◆ Given instruction:
Can you quote the records below in full, word for word?

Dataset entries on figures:

___

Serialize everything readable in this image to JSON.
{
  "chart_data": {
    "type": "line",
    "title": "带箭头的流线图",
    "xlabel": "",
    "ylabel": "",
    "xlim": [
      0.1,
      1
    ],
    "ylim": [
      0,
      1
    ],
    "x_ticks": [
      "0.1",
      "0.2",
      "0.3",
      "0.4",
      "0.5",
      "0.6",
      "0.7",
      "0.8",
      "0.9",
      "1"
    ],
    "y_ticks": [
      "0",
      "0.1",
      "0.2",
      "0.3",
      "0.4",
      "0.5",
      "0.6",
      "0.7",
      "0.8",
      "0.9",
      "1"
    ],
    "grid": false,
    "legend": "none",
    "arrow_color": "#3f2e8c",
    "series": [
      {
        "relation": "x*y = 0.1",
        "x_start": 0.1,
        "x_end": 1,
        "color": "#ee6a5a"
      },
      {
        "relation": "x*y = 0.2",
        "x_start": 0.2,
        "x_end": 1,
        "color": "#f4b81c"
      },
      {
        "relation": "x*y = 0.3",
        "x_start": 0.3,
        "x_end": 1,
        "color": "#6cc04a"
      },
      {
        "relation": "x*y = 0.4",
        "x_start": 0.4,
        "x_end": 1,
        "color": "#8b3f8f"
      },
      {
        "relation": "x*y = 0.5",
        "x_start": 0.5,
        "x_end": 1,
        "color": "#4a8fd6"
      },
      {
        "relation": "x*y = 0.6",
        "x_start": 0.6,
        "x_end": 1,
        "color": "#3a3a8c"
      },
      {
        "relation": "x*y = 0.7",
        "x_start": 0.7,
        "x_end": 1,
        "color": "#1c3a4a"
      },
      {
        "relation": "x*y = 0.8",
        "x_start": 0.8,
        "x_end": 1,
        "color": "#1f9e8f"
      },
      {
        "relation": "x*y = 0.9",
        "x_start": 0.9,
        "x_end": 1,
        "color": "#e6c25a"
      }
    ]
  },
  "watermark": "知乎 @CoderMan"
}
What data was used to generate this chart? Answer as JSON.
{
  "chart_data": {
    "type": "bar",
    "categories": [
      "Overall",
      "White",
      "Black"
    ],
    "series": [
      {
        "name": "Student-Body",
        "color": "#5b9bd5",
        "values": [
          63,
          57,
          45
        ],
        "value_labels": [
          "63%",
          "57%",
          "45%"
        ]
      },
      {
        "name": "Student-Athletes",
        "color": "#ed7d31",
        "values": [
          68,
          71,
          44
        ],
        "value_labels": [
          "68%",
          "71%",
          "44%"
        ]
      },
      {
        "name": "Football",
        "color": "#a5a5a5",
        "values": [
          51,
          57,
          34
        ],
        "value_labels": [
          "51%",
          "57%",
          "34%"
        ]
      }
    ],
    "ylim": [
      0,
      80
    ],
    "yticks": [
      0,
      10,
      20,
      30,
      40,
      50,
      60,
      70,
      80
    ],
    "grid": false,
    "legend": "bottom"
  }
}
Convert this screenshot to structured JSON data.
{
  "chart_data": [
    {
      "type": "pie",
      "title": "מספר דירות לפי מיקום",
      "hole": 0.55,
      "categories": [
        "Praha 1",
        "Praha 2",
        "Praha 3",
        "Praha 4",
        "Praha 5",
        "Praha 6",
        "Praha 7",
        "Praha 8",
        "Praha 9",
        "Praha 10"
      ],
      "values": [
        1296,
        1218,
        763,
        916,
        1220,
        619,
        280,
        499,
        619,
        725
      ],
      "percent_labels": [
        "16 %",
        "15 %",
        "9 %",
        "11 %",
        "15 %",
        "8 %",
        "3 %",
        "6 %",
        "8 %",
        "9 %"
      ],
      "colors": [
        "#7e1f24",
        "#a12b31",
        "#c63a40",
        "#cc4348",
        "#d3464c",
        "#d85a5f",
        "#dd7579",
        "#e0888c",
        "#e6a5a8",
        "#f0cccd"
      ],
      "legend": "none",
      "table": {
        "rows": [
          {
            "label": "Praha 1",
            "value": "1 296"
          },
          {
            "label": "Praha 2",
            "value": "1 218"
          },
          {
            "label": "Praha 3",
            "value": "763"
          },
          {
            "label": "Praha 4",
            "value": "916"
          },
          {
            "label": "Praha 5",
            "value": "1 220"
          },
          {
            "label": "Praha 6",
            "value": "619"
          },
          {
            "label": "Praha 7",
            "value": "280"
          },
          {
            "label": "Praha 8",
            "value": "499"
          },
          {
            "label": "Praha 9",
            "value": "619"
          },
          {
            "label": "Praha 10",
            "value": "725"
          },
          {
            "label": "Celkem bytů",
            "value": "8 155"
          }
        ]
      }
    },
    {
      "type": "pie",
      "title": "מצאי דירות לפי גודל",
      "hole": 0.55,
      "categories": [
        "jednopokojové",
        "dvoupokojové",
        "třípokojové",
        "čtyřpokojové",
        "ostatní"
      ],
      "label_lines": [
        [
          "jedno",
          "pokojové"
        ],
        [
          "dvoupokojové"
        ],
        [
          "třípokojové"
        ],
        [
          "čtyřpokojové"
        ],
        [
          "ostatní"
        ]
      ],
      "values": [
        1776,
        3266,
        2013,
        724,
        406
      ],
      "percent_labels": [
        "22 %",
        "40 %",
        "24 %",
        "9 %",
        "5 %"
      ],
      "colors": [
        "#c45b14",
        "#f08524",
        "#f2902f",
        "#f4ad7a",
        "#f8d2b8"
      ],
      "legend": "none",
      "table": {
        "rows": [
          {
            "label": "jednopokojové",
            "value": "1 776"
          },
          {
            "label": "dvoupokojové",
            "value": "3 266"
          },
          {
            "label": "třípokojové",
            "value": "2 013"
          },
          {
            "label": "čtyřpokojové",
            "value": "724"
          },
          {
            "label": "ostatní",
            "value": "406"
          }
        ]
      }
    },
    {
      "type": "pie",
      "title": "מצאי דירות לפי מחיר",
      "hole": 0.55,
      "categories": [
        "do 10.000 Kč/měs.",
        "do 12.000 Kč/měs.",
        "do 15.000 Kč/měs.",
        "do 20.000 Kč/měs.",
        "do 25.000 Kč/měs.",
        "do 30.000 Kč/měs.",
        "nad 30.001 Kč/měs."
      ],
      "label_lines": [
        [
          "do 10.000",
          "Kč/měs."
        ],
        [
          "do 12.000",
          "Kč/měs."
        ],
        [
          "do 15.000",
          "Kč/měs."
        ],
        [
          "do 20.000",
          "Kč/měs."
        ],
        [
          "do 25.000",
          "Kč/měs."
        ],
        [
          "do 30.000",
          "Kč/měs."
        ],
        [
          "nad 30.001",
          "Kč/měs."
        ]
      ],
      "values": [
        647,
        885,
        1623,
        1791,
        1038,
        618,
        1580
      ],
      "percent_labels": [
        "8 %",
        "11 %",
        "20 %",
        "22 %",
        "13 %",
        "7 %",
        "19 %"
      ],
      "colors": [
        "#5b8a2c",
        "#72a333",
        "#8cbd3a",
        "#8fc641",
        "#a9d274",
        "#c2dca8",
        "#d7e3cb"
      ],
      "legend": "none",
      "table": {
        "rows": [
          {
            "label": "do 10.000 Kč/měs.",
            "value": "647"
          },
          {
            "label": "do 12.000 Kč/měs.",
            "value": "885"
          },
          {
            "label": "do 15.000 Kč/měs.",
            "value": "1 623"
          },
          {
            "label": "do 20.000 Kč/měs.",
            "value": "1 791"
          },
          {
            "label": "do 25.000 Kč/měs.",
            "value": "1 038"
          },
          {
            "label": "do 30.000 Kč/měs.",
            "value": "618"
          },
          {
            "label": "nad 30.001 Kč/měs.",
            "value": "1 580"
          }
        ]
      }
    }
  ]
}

___

◆ Response to the exercise:
Serialize everything readable in this image to JSON.
{
  "chart_data": {
    "type": "line",
    "title": "带箭头的流线图",
    "xlabel": "",
    "ylabel": "",
    "xlim": [
      0.1,
      1
    ],
    "ylim": [
      0,
      1
    ],
    "x_ticks": [
      "0.1",
      "0.2",
      "0.3",
      "0.4",
      "0.5",
      "0.6",
      "0.7",
      "0.8",
      "0.9",
      "1"
    ],
    "y_ticks": [
      "0",
      "0.1",
      "0.2",
      "0.3",
      "0.4",
      "0.5",
      "0.6",
      "0.7",
      "0.8",
      "0.9",
      "1"
    ],
    "grid": false,
    "legend": "none",
    "arrow_color": "#3f2e8c",
    "series": [
      {
        "relation": "x*y = 0.1",
        "x_start": 0.1,
        "x_end": 1,
        "color": "#ee6a5a"
      },
      {
        "relation": "x*y = 0.2",
        "x_start": 0.2,
        "x_end": 1,
        "color": "#f4b81c"
      },
      {
        "relation": "x*y = 0.3",
        "x_start": 0.3,
        "x_end": 1,
        "color": "#6cc04a"
      },
      {
        "relation": "x*y = 0.4",
        "x_start": 0.4,
        "x_end": 1,
        "color": "#8b3f8f"
      },
      {
        "relation": "x*y = 0.5",
        "x_start": 0.5,
        "x_end": 1,
        "color": "#4a8fd6"
      },
      {
        "relation": "x*y = 0.6",
        "x_start": 0.6,
        "x_end": 1,
        "color": "#3a3a8c"
      },
      {
        "relation": "x*y = 0.7",
        "x_start": 0.7,
        "x_end": 1,
        "color": "#1c3a4a"
      },
      {
        "relation": "x*y = 0.8",
        "x_start": 0.8,
        "x_end": 1,
        "color": "#1f9e8f"
      },
      {
        "relation": "x*y = 0.9",
        "x_start": 0.9,
        "x_end": 1,
        "color": "#e6c25a"
      }
    ]
  },
  "watermark": "知乎 @CoderMan"
}
What data was used to generate this chart? Answer as JSON.
{
  "chart_data": {
    "type": "bar",
    "categories": [
      "Overall",
      "White",
      "Black"
    ],
    "series": [
      {
        "name": "Student-Body",
        "color": "#5b9bd5",
        "values": [
          63,
          57,
          45
        ],
        "value_labels": [
          "63%",
          "57%",
          "45%"
        ]
      },
      {
        "name": "Student-Athletes",
        "color": "#ed7d31",
        "values": [
          68,
          71,
          44
        ],
        "value_labels": [
          "68%",
          "71%",
          "44%"
        ]
      },
      {
        "name": "Football",
        "color": "#a5a5a5",
        "values": [
          51,
          57,
          34
        ],
        "value_labels": [
          "51%",
          "57%",
          "34%"
        ]
      }
    ],
    "ylim": [
      0,
      80
    ],
    "yticks": [
      0,
      10,
      20,
      30,
      40,
      50,
      60,
      70,
      80
    ],
    "grid": false,
    "legend": "bottom"
  }
}
Convert this screenshot to structured JSON data.
{
  "chart_data": [
    {
      "type": "pie",
      "title": "מספר דירות לפי מיקום",
      "hole": 0.55,
      "categories": [
        "Praha 1",
        "Praha 2",
        "Praha 3",
        "Praha 4",
        "Praha 5",
        "Praha 6",
        "Praha 7",
        "Praha 8",
        "Praha 9",
        "Praha 10"
      ],
      "values": [
        1296,
        1218,
        763,
        916,
        1220,
        619,
        280,
        499,
        619,
        725
      ],
      "percent_labels": [
        "16 %",
        "15 %",
        "9 %",
        "11 %",
        "15 %",
        "8 %",
        "3 %",
        "6 %",
        "8 %",
        "9 %"
      ],
      "colors": [
        "#7e1f24",
        "#a12b31",
        "#c63a40",
        "#cc4348",
        "#d3464c",
        "#d85a5f",
        "#dd7579",
        "#e0888c",
        "#e6a5a8",
        "#f0cccd"
      ],
      "legend": "none",
      "table": {
        "rows": [
          {
            "label": "Praha 1",
            "value": "1 296"
          },
          {
            "label": "Praha 2",
            "value": "1 218"
          },
          {
            "label": "Praha 3",
            "value": "763"
          },
          {
            "label": "Praha 4",
            "value": "916"
          },
          {
            "label": "Praha 5",
            "value": "1 220"
          },
          {
            "label": "Praha 6",
            "value": "619"
          },
          {
            "label": "Praha 7",
            "value": "280"
          },
          {
            "label": "Praha 8",
            "value": "499"
          },
          {
            "label": "Praha 9",
            "value": "619"
          },
          {
            "label": "Praha 10",
            "value": "725"
          },
          {
            "label": "Celkem bytů",
            "value": "8 155"
          }
        ]
      }
    },
    {
      "type": "pie",
      "title": "מצאי דירות לפי גודל",
      "hole": 0.55,
      "categories": [
        "jednopokojové",
        "dvoupokojové",
        "třípokojové",
        "čtyřpokojové",
        "ostatní"
      ],
      "label_lines": [
        [
          "jedno",
          "pokojové"
        ],
        [
          "dvoupokojové"
        ],
        [
          "třípokojové"
        ],
        [
          "čtyřpokojové"
        ],
        [
          "ostatní"
        ]
      ],
      "values": [
        1776,
        3266,
        2013,
        724,
        406
      ],
      "percent_labels": [
        "22 %",
        "40 %",
        "24 %",
        "9 %",
        "5 %"
      ],
      "colors": [
        "#c45b14",
        "#f08524",
        "#f2902f",
        "#f4ad7a",
        "#f8d2b8"
      ],
      "legend": "none",
      "table": {
        "rows": [
          {
            "label": "jednopokojové",
            "value": "1 776"
          },
          {
            "label": "dvoupokojové",
            "value": "3 266"
          },
          {
            "label": "třípokojové",
            "value": "2 013"
          },
          {
            "label": "čtyřpokojové",
            "value": "724"
          },
          {
            "label": "ostatní",
            "value": "406"
          }
        ]
      }
    },
    {
      "type": "pie",
      "title": "מצאי דירות לפי מחיר",
      "hole": 0.55,
      "categories": [
        "do 10.000 Kč/měs.",
        "do 12.000 Kč/měs.",
        "do 15.000 Kč/měs.",
        "do 20.000 Kč/měs.",
        "do 25.000 Kč/měs.",
        "do 30.000 Kč/měs.",
        "nad 30.001 Kč/měs."
      ],
      "label_lines": [
        [
          "do 10.000",
          "Kč/měs."
        ],
        [
          "do 12.000",
          "Kč/měs."
        ],
        [
          "do 15.000",
          "Kč/měs."
        ],
        [
          "do 20.000",
          "Kč/měs."
        ],
        [
          "do 25.000",
          "Kč/měs."
        ],
        [
          "do 30.000",
          "Kč/měs."
        ],
        [
          "nad 30.001",
          "Kč/měs."
        ]
      ],
      "values": [
        647,
        885,
        1623,
        1791,
        1038,
        618,
        1580
      ],
      "percent_labels": [
        "8 %",
        "11 %",
        "20 %",
        "22 %",
        "13 %",
        "7 %",
        "19 %"
      ],
      "colors": [
        "#5b8a2c",
        "#72a333",
        "#8cbd3a",
        "#8fc641",
        "#a9d274",
        "#c2dca8",
        "#d7e3cb"
      ],
      "legend": "none",
      "table": {
        "rows": [
          {
            "label": "do 10.000 Kč/měs.",
            "value": "647"
          },
          {
            "label": "do 12.000 Kč/měs.",
            "value": "885"
          },
          {
            "label": "do 15.000 Kč/měs.",
            "value": "1 623"
          },
          {
            "label": "do 20.000 Kč/měs.",
            "value": "1 791"
          },
          {
            "label": "do 25.000 Kč/měs.",
            "value": "1 038"
          },
          {
            "label": "do 30.000 Kč/měs.",
            "value": "618"
          },
          {
            "label": "nad 30.001 Kč/měs.",
            "value": "1 580"
          }
        ]
      }
    }
  ]
}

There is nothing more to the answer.